[Collected data entries]
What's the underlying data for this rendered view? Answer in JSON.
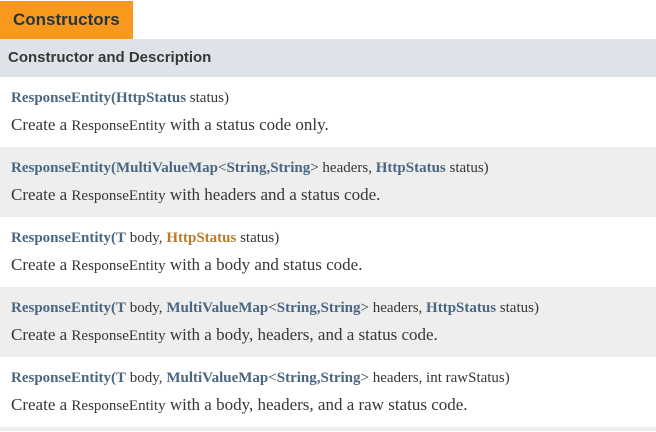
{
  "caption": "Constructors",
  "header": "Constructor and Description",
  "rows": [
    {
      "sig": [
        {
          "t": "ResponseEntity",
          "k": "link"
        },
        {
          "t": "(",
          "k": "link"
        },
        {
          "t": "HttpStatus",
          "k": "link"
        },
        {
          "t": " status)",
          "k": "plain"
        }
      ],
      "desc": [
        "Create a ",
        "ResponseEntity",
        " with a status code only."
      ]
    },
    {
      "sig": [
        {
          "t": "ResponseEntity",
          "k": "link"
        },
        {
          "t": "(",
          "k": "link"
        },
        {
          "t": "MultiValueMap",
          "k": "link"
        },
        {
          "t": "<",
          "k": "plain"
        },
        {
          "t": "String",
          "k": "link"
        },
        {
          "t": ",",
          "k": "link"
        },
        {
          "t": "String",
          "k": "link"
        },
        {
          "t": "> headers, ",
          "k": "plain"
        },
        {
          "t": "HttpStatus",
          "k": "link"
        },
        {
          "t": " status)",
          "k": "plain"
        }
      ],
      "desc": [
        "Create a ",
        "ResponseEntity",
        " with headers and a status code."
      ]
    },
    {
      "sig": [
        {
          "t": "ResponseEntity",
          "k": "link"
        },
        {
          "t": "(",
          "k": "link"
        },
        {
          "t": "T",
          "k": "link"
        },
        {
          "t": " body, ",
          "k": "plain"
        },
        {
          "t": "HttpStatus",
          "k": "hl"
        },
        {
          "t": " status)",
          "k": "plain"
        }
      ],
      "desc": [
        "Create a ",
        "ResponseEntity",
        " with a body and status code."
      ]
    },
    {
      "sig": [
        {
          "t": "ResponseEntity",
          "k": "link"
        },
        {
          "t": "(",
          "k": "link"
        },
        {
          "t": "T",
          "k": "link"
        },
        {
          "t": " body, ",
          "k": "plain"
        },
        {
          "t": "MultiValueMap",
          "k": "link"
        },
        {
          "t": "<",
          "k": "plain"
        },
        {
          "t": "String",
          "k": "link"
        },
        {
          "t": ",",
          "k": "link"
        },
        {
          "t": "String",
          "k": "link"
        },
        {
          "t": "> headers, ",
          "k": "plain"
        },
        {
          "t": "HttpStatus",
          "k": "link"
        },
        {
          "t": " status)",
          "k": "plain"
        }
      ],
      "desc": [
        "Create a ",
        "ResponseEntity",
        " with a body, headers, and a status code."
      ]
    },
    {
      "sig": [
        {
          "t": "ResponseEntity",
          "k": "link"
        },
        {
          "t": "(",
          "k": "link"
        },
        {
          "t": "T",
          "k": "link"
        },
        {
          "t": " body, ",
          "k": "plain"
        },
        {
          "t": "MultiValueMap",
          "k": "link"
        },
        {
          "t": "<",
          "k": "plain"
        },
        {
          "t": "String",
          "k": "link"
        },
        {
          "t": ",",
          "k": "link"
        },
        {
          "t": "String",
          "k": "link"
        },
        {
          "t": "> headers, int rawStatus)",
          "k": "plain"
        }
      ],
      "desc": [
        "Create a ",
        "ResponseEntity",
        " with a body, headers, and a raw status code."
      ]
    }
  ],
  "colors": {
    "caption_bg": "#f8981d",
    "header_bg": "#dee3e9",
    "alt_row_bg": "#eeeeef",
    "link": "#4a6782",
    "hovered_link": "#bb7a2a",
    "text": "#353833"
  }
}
...
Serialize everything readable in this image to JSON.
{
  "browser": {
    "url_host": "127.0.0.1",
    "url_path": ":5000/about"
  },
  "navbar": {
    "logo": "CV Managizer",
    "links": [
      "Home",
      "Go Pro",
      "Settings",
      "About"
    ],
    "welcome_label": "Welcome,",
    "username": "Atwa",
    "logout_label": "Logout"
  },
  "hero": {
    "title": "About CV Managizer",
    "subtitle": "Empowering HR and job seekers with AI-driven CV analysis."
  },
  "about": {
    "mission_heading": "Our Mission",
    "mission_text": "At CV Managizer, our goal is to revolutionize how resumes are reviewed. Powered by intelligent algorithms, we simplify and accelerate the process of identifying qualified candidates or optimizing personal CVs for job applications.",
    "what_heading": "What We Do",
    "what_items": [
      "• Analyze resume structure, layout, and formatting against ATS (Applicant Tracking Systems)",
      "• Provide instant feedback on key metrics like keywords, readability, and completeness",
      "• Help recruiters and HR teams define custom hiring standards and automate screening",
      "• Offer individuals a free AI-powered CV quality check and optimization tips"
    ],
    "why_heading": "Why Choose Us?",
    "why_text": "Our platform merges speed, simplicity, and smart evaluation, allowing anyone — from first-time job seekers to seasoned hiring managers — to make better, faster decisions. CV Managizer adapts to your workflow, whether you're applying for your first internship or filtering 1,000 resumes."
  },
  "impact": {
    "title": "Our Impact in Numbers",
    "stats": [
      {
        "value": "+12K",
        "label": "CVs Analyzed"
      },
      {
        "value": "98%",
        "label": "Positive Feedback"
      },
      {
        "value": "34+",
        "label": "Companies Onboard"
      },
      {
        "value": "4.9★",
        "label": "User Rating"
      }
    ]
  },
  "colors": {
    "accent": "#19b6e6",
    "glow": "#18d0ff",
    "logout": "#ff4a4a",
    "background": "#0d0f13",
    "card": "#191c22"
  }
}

YOUR GOAL: Extract all lines containing the word "with".

EXERCISE OUTPUT:
        " with a status code only."
        " with headers and a status code."
        " with a body and status code."
        " with a body, headers, and a status code."
        " with a body, headers, and a raw status code."
    "subtitle": "Empowering HR and job seekers with AI-driven CV analysis."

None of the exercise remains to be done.